Exercise:
Write out each line that follows exactly as it stands, without the pictures.

====

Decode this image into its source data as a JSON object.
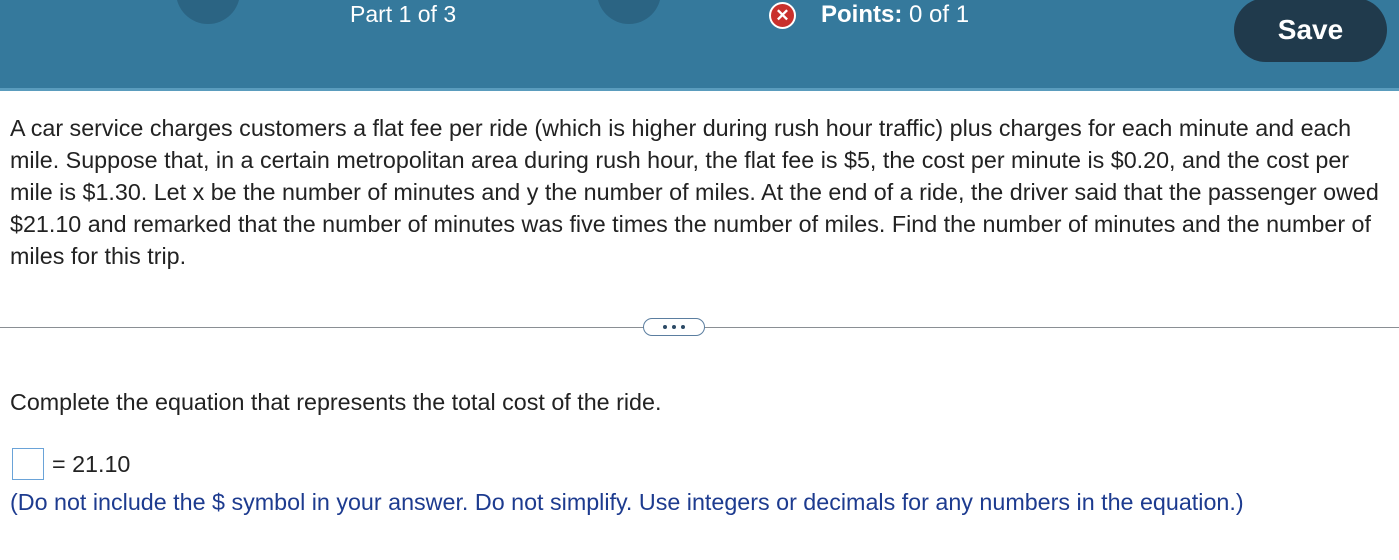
{
  "header": {
    "part_label": "Part 1 of 3",
    "points_label": "Points:",
    "points_value": "0 of 1",
    "status_icon": "x-circle-icon",
    "save_label": "Save",
    "colors": {
      "bar": "#35799c",
      "save_button": "#203a4c",
      "status_icon": "#c9302c"
    }
  },
  "question": {
    "text": "A car service charges customers a flat fee per ride (which is higher during rush hour traffic) plus charges for each minute and each mile. Suppose that, in a certain metropolitan area during rush hour, the flat fee is $5, the cost per minute is $0.20, and the cost per mile is $1.30. Let x be the number of minutes and y the number of miles. At the end of a ride, the driver said that the passenger owed $21.10 and remarked that the number of minutes was five times the number of miles. Find the number of minutes and the number of miles for this trip."
  },
  "part": {
    "instruction": "Complete the equation that represents the total cost of the ride.",
    "answer_value": "",
    "equation_rhs": "= 21.10",
    "note": "(Do not include the $ symbol in your answer. Do not simplify. Use integers or decimals for any numbers in the equation.)"
  }
}
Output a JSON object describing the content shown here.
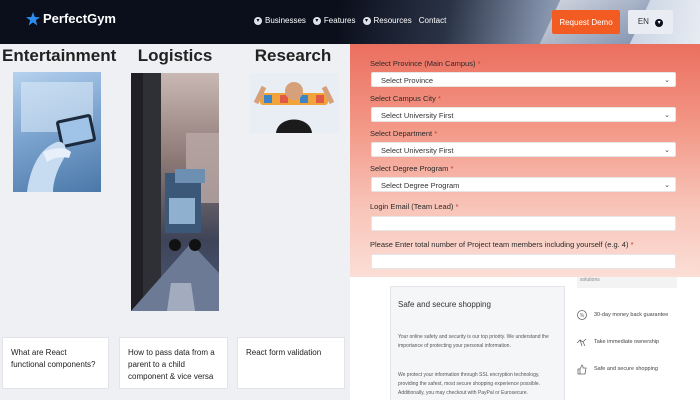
{
  "nav": {
    "brand": "PerfectGym",
    "links": [
      "Businesses",
      "Features",
      "Resources",
      "Contact"
    ],
    "demo_button": "Request Demo",
    "language": "EN"
  },
  "categories": [
    "Entertainment",
    "Logistics",
    "Research"
  ],
  "articles": [
    "What are React functional components?",
    "How to pass data from a parent to a child component & vice versa",
    "React form validation"
  ],
  "form": {
    "province_label": "Select Province (Main Campus)",
    "province_value": "Select Province",
    "city_label": "Select Campus City",
    "city_value": "Select University First",
    "department_label": "Select Department",
    "department_value": "Select University First",
    "degree_label": "Select Degree Program",
    "degree_value": "Select Degree Program",
    "email_label": "Login Email (Team Lead)",
    "email_value": "",
    "members_label": "Please Enter total number of Project team members including yourself (e.g. 4)",
    "members_value": "",
    "required_mark": "*"
  },
  "shop": {
    "strip_text": "solutions",
    "title": "Safe and secure shopping",
    "para1": "Your online safety and security is our top priority. We understand the importance of protecting your personal information.",
    "para2": "We protect your information through SSL encryption technology, providing the safest, most secure shopping experience possible. Additionally, you may checkout with PayPal or Eurosecure.",
    "features": [
      "30-day money back guarantee",
      "Take immediate ownership",
      "Safe and secure shopping"
    ]
  },
  "colors": {
    "accent": "#f25c22",
    "nav_bg": "#0b0f1c"
  }
}
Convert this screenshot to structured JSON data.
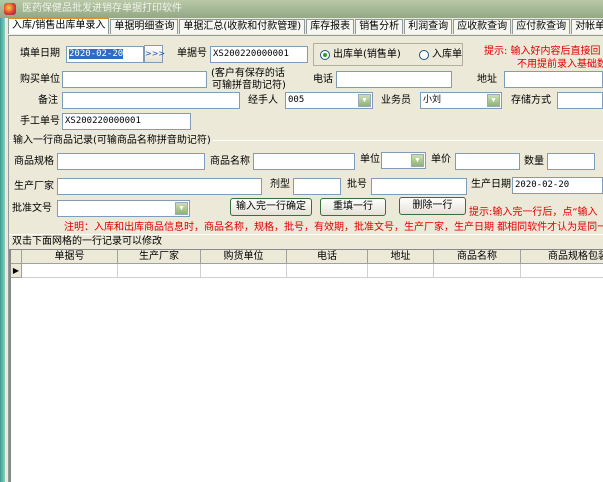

====

Output of the exercise:
Decode this image into its source data as a JSON object.
{
  "header": {
    "part_label": "Part 1 of 3",
    "points_label": "Points:",
    "points_value": "0 of 1",
    "status_icon": "x-circle-icon",
    "save_label": "Save",
    "colors": {
      "bar": "#35799c",
      "save_button": "#203a4c",
      "status_icon": "#c9302c"
    }
  },
  "question": {
    "text": "A car service charges customers a flat fee per ride (which is higher during rush hour traffic) plus charges for each minute and each mile. Suppose that, in a certain metropolitan area during rush hour, the flat fee is $5, the cost per minute is $0.20, and the cost per mile is $1.30. Let x be the number of minutes and y the number of miles. At the end of a ride, the driver said that the passenger owed $21.10 and remarked that the number of minutes was five times the number of miles. Find the number of minutes and the number of miles for this trip."
  },
  "part": {
    "instruction": "Complete the equation that represents the total cost of the ride.",
    "answer_value": "",
    "equation_rhs": "= 21.10",
    "note": "(Do not include the $ symbol in your answer. Do not simplify. Use integers or decimals for any numbers in the equation.)"
  }
}
Output a JSON object describing the content shown here.
{
  "nav": {
    "brand": "PerfectGym",
    "links": [
      "Businesses",
      "Features",
      "Resources",
      "Contact"
    ],
    "demo_button": "Request Demo",
    "language": "EN"
  },
  "categories": [
    "Entertainment",
    "Logistics",
    "Research"
  ],
  "articles": [
    "What are React functional components?",
    "How to pass data from a parent to a child component & vice versa",
    "React form validation"
  ],
  "form": {
    "province_label": "Select Province (Main Campus)",
    "province_value": "Select Province",
    "city_label": "Select Campus City",
    "city_value": "Select University First",
    "department_label": "Select Department",
    "department_value": "Select University First",
    "degree_label": "Select Degree Program",
    "degree_value": "Select Degree Program",
    "email_label": "Login Email (Team Lead)",
    "email_value": "",
    "members_label": "Please Enter total number of Project team members including yourself (e.g. 4)",
    "members_value": "",
    "required_mark": "*"
  },
  "shop": {
    "strip_text": "solutions",
    "title": "Safe and secure shopping",
    "para1": "Your online safety and security is our top priority. We understand the importance of protecting your personal information.",
    "para2": "We protect your information through SSL encryption technology, providing the safest, most secure shopping experience possible. Additionally, you may checkout with PayPal or Eurosecure.",
    "features": [
      "30-day money back guarantee",
      "Take immediate ownership",
      "Safe and secure shopping"
    ]
  },
  "colors": {
    "accent": "#f25c22",
    "nav_bg": "#0b0f1c"
  }
}
Convert this screenshot to structured JSON data.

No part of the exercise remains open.